OBJECTIVE: Output all of the records exactly as written.

[BEGIN DATA PROVIDED]

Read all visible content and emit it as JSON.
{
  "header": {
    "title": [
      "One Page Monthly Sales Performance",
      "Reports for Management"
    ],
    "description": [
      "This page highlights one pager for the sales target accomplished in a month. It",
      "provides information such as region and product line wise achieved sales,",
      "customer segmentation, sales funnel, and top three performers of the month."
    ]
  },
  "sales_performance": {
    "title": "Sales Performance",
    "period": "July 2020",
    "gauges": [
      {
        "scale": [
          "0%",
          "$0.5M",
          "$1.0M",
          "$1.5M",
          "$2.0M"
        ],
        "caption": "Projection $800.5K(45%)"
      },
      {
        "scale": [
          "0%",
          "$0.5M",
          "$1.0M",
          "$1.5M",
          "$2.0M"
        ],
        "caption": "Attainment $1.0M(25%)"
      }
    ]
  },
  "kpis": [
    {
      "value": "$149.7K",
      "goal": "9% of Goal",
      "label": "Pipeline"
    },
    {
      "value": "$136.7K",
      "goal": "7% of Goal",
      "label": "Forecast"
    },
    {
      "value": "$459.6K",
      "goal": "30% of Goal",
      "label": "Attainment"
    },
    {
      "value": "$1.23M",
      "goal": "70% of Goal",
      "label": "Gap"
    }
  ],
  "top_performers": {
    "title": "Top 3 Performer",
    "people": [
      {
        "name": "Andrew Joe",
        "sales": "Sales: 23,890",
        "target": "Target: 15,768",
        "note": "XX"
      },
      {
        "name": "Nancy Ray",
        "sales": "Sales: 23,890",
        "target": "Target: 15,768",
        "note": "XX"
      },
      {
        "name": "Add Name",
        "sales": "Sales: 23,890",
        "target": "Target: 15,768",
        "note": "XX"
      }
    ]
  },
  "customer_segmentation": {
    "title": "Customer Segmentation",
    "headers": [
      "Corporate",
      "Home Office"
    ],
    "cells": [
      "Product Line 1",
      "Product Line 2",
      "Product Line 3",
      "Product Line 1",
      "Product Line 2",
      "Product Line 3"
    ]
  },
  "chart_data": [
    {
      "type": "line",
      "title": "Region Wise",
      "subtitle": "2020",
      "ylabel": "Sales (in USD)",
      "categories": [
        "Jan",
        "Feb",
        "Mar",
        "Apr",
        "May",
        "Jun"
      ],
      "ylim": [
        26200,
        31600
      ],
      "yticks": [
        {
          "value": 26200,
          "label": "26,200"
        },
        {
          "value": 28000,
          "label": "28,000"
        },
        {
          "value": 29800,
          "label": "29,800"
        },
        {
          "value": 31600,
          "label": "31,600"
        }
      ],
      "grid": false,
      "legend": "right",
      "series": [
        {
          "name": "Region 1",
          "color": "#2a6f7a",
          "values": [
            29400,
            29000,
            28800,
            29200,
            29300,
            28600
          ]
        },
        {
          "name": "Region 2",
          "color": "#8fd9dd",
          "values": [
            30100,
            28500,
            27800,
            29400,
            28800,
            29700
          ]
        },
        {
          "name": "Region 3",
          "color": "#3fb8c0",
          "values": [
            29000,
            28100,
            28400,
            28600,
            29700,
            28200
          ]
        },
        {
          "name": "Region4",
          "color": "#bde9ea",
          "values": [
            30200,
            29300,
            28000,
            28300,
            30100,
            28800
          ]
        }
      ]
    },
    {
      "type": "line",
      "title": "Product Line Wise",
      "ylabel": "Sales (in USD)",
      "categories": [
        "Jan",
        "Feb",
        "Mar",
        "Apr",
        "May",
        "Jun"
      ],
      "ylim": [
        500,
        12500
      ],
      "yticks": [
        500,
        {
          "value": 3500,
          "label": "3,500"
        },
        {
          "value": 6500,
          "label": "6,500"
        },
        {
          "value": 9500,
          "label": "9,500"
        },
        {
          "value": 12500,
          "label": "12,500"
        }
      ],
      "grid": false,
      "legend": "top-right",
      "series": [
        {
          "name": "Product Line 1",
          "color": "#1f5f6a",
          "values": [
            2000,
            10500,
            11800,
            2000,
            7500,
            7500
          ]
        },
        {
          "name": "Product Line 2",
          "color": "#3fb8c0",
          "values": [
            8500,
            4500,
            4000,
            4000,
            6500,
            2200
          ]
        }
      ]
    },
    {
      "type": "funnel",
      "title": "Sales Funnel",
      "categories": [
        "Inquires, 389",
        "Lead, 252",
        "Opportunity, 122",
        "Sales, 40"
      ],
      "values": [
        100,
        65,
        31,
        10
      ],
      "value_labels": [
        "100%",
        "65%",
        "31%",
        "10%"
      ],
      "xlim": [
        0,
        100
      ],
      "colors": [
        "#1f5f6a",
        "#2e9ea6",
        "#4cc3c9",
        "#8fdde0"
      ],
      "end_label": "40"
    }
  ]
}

[END DATA PROVIDED]

COMPLETED TASK:
Read all visible content and emit it as JSON.
{
  "header": {
    "title": [
      "One Page Monthly Sales Performance",
      "Reports for Management"
    ],
    "description": [
      "This page highlights one pager for the sales target accomplished in a month. It",
      "provides information such as region and product line wise achieved sales,",
      "customer segmentation, sales funnel, and top three performers of the month."
    ]
  },
  "sales_performance": {
    "title": "Sales Performance",
    "period": "July 2020",
    "gauges": [
      {
        "scale": [
          "0%",
          "$0.5M",
          "$1.0M",
          "$1.5M",
          "$2.0M"
        ],
        "caption": "Projection $800.5K(45%)"
      },
      {
        "scale": [
          "0%",
          "$0.5M",
          "$1.0M",
          "$1.5M",
          "$2.0M"
        ],
        "caption": "Attainment $1.0M(25%)"
      }
    ]
  },
  "kpis": [
    {
      "value": "$149.7K",
      "goal": "9% of Goal",
      "label": "Pipeline"
    },
    {
      "value": "$136.7K",
      "goal": "7% of Goal",
      "label": "Forecast"
    },
    {
      "value": "$459.6K",
      "goal": "30% of Goal",
      "label": "Attainment"
    },
    {
      "value": "$1.23M",
      "goal": "70% of Goal",
      "label": "Gap"
    }
  ],
  "top_performers": {
    "title": "Top 3 Performer",
    "people": [
      {
        "name": "Andrew Joe",
        "sales": "Sales: 23,890",
        "target": "Target: 15,768",
        "note": "XX"
      },
      {
        "name": "Nancy Ray",
        "sales": "Sales: 23,890",
        "target": "Target: 15,768",
        "note": "XX"
      },
      {
        "name": "Add Name",
        "sales": "Sales: 23,890",
        "target": "Target: 15,768",
        "note": "XX"
      }
    ]
  },
  "customer_segmentation": {
    "title": "Customer Segmentation",
    "headers": [
      "Corporate",
      "Home Office"
    ],
    "cells": [
      "Product Line 1",
      "Product Line 2",
      "Product Line 3",
      "Product Line 1",
      "Product Line 2",
      "Product Line 3"
    ]
  },
  "chart_data": [
    {
      "type": "line",
      "title": "Region Wise",
      "subtitle": "2020",
      "ylabel": "Sales (in USD)",
      "categories": [
        "Jan",
        "Feb",
        "Mar",
        "Apr",
        "May",
        "Jun"
      ],
      "ylim": [
        26200,
        31600
      ],
      "yticks": [
        {
          "value": 26200,
          "label": "26,200"
        },
        {
          "value": 28000,
          "label": "28,000"
        },
        {
          "value": 29800,
          "label": "29,800"
        },
        {
          "value": 31600,
          "label": "31,600"
        }
      ],
      "grid": false,
      "legend": "right",
      "series": [
        {
          "name": "Region 1",
          "color": "#2a6f7a",
          "values": [
            29400,
            29000,
            28800,
            29200,
            29300,
            28600
          ]
        },
        {
          "name": "Region 2",
          "color": "#8fd9dd",
          "values": [
            30100,
            28500,
            27800,
            29400,
            28800,
            29700
          ]
        },
        {
          "name": "Region 3",
          "color": "#3fb8c0",
          "values": [
            29000,
            28100,
            28400,
            28600,
            29700,
            28200
          ]
        },
        {
          "name": "Region4",
          "color": "#bde9ea",
          "values": [
            30200,
            29300,
            28000,
            28300,
            30100,
            28800
          ]
        }
      ]
    },
    {
      "type": "line",
      "title": "Product Line Wise",
      "ylabel": "Sales (in USD)",
      "categories": [
        "Jan",
        "Feb",
        "Mar",
        "Apr",
        "May",
        "Jun"
      ],
      "ylim": [
        500,
        12500
      ],
      "yticks": [
        500,
        {
          "value": 3500,
          "label": "3,500"
        },
        {
          "value": 6500,
          "label": "6,500"
        },
        {
          "value": 9500,
          "label": "9,500"
        },
        {
          "value": 12500,
          "label": "12,500"
        }
      ],
      "grid": false,
      "legend": "top-right",
      "series": [
        {
          "name": "Product Line 1",
          "color": "#1f5f6a",
          "values": [
            2000,
            10500,
            11800,
            2000,
            7500,
            7500
          ]
        },
        {
          "name": "Product Line 2",
          "color": "#3fb8c0",
          "values": [
            8500,
            4500,
            4000,
            4000,
            6500,
            2200
          ]
        }
      ]
    },
    {
      "type": "funnel",
      "title": "Sales Funnel",
      "categories": [
        "Inquires, 389",
        "Lead, 252",
        "Opportunity, 122",
        "Sales, 40"
      ],
      "values": [
        100,
        65,
        31,
        10
      ],
      "value_labels": [
        "100%",
        "65%",
        "31%",
        "10%"
      ],
      "xlim": [
        0,
        100
      ],
      "colors": [
        "#1f5f6a",
        "#2e9ea6",
        "#4cc3c9",
        "#8fdde0"
      ],
      "end_label": "40"
    }
  ]
}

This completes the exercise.